### The task
Every line of the listing must be reproduced as it stands. Leave the images behind.

— Start Input for this task —

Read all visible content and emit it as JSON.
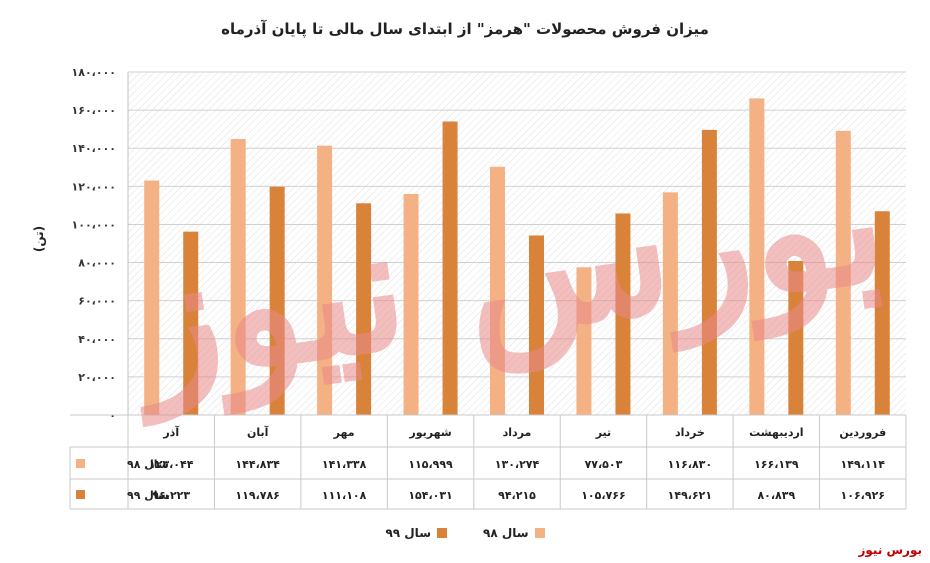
{
  "chart_data": {
    "type": "bar",
    "title": "میزان فروش محصولات \"هرمز\" از ابتدای سال مالی تا پایان آذرماه",
    "ylabel": "(تن)",
    "ylim": [
      0,
      180000
    ],
    "y_ticks": [
      "۰",
      "۲۰،۰۰۰",
      "۴۰،۰۰۰",
      "۶۰،۰۰۰",
      "۸۰،۰۰۰",
      "۱۰۰،۰۰۰",
      "۱۲۰،۰۰۰",
      "۱۴۰،۰۰۰",
      "۱۶۰،۰۰۰",
      "۱۸۰،۰۰۰"
    ],
    "categories": [
      "فروردین",
      "اردیبهشت",
      "خرداد",
      "تیر",
      "مرداد",
      "شهریور",
      "مهر",
      "آبان",
      "آذر"
    ],
    "grid": true,
    "legend_position": "bottom",
    "series": [
      {
        "name": "سال ۹۸",
        "color": "#f4b183",
        "values": [
          149114,
          166139,
          116830,
          77503,
          130274,
          115999,
          141338,
          144834,
          123044
        ],
        "labels": [
          "۱۴۹،۱۱۴",
          "۱۶۶،۱۳۹",
          "۱۱۶،۸۳۰",
          "۷۷،۵۰۳",
          "۱۳۰،۲۷۴",
          "۱۱۵،۹۹۹",
          "۱۴۱،۳۳۸",
          "۱۴۴،۸۳۴",
          "۱۲۳،۰۴۴"
        ]
      },
      {
        "name": "سال ۹۹",
        "color": "#d9833a",
        "values": [
          106926,
          80839,
          149621,
          105766,
          94215,
          154031,
          111108,
          119786,
          96223
        ],
        "labels": [
          "۱۰۶،۹۲۶",
          "۸۰،۸۳۹",
          "۱۴۹،۶۲۱",
          "۱۰۵،۷۶۶",
          "۹۴،۲۱۵",
          "۱۵۴،۰۳۱",
          "۱۱۱،۱۰۸",
          "۱۱۹،۷۸۶",
          "۹۶،۲۲۳"
        ]
      }
    ]
  },
  "brand": "بورس نیوز"
}
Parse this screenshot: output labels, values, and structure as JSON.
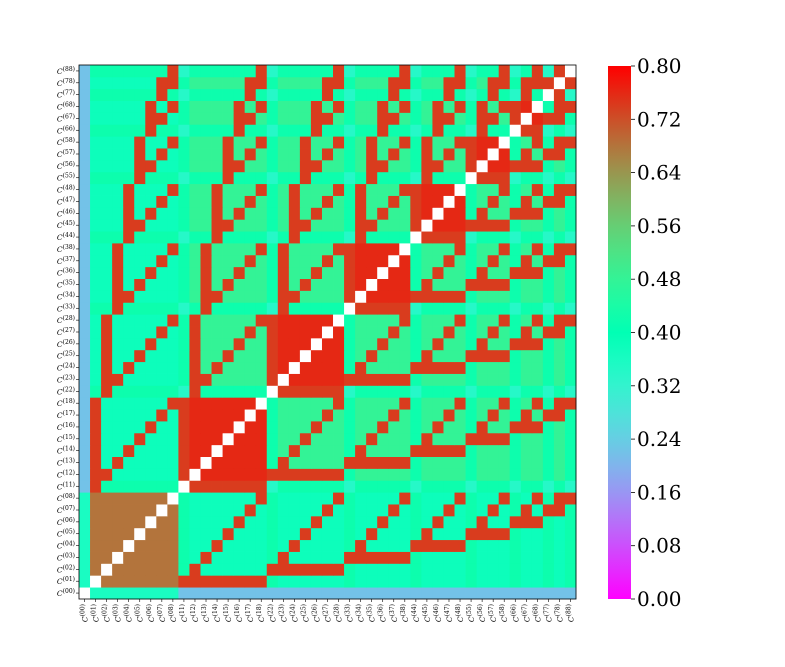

— End Input for this task —

### Response to the exercise
Read all visible content and emit it as JSON.
{
  "chart_data": {
    "type": "bar",
    "title": "میزان فروش محصولات \"هرمز\" از ابتدای سال مالی تا پایان آذرماه",
    "ylabel": "(تن)",
    "ylim": [
      0,
      180000
    ],
    "y_ticks": [
      "۰",
      "۲۰،۰۰۰",
      "۴۰،۰۰۰",
      "۶۰،۰۰۰",
      "۸۰،۰۰۰",
      "۱۰۰،۰۰۰",
      "۱۲۰،۰۰۰",
      "۱۴۰،۰۰۰",
      "۱۶۰،۰۰۰",
      "۱۸۰،۰۰۰"
    ],
    "categories": [
      "فروردین",
      "اردیبهشت",
      "خرداد",
      "تیر",
      "مرداد",
      "شهریور",
      "مهر",
      "آبان",
      "آذر"
    ],
    "grid": true,
    "legend_position": "bottom",
    "series": [
      {
        "name": "سال ۹۸",
        "color": "#f4b183",
        "values": [
          149114,
          166139,
          116830,
          77503,
          130274,
          115999,
          141338,
          144834,
          123044
        ],
        "labels": [
          "۱۴۹،۱۱۴",
          "۱۶۶،۱۳۹",
          "۱۱۶،۸۳۰",
          "۷۷،۵۰۳",
          "۱۳۰،۲۷۴",
          "۱۱۵،۹۹۹",
          "۱۴۱،۳۳۸",
          "۱۴۴،۸۳۴",
          "۱۲۳،۰۴۴"
        ]
      },
      {
        "name": "سال ۹۹",
        "color": "#d9833a",
        "values": [
          106926,
          80839,
          149621,
          105766,
          94215,
          154031,
          111108,
          119786,
          96223
        ],
        "labels": [
          "۱۰۶،۹۲۶",
          "۸۰،۸۳۹",
          "۱۴۹،۶۲۱",
          "۱۰۵،۷۶۶",
          "۹۴،۲۱۵",
          "۱۵۴،۰۳۱",
          "۱۱۱،۱۰۸",
          "۱۱۹،۷۸۶",
          "۹۶،۲۲۳"
        ]
      }
    ]
  },
  "brand": "بورس نیوز"
}
Parse this screenshot: output labels, values, and structure as JSON.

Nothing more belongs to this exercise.